• [Goal] Determine the number of lines in these entries that hold the word "système". Give the number and nothing more.

+++ Material supplied +++

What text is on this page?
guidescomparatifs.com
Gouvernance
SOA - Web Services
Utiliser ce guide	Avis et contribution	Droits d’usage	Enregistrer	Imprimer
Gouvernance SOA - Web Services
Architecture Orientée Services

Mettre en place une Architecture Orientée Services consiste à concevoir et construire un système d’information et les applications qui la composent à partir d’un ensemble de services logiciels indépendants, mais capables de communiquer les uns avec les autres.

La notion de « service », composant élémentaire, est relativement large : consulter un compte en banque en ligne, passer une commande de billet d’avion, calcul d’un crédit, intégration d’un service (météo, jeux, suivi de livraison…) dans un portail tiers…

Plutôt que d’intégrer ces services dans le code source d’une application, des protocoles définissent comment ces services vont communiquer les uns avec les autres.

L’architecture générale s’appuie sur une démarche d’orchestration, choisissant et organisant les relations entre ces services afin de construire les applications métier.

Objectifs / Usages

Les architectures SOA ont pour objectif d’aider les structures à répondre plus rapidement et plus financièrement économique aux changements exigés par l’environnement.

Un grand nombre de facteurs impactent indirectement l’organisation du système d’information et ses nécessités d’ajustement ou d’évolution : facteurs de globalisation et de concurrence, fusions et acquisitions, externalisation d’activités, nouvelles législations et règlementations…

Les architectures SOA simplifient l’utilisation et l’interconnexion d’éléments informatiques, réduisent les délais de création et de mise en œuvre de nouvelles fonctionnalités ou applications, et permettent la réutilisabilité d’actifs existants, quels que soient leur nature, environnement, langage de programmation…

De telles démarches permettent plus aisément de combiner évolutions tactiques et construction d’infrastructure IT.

+++

• [Exercise solution] 2